[Dataset items]
****************************************
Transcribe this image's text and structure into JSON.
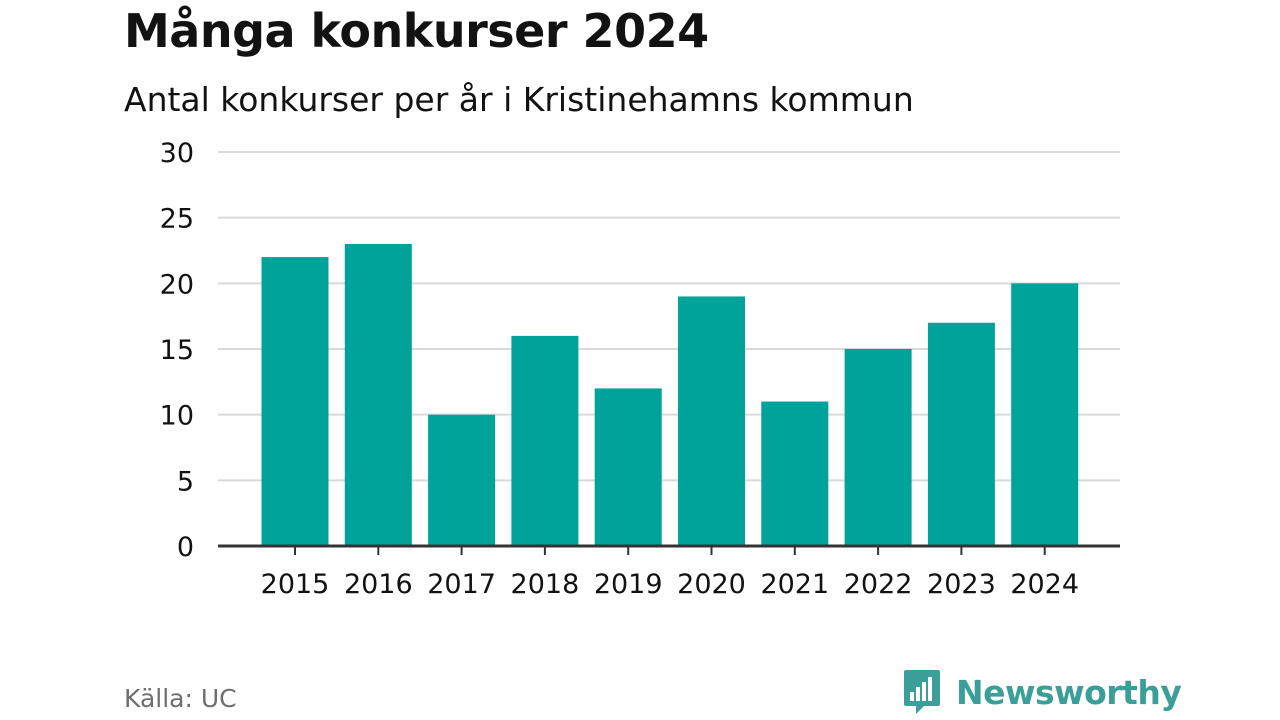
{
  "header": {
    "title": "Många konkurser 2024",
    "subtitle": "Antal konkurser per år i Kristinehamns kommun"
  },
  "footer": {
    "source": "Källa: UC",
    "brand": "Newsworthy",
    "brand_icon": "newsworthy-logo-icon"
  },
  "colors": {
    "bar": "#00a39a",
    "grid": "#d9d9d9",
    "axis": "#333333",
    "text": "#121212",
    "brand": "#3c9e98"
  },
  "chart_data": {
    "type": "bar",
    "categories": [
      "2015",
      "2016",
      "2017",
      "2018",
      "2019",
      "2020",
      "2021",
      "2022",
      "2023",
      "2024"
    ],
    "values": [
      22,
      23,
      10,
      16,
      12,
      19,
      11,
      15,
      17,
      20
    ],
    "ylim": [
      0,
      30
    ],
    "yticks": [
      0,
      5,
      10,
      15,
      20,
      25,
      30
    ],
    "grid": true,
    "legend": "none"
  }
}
****************************************
SET TASK:
Give the entries again word for word, but skip the pictures.

TASK ANSWER:
Transcribe this image's text and structure into JSON.
{
  "header": {
    "title": "Många konkurser 2024",
    "subtitle": "Antal konkurser per år i Kristinehamns kommun"
  },
  "footer": {
    "source": "Källa: UC",
    "brand": "Newsworthy",
    "brand_icon": "newsworthy-logo-icon"
  },
  "colors": {
    "bar": "#00a39a",
    "grid": "#d9d9d9",
    "axis": "#333333",
    "text": "#121212",
    "brand": "#3c9e98"
  },
  "chart_data": {
    "type": "bar",
    "categories": [
      "2015",
      "2016",
      "2017",
      "2018",
      "2019",
      "2020",
      "2021",
      "2022",
      "2023",
      "2024"
    ],
    "values": [
      22,
      23,
      10,
      16,
      12,
      19,
      11,
      15,
      17,
      20
    ],
    "ylim": [
      0,
      30
    ],
    "yticks": [
      0,
      5,
      10,
      15,
      20,
      25,
      30
    ],
    "grid": true,
    "legend": "none"
  }
}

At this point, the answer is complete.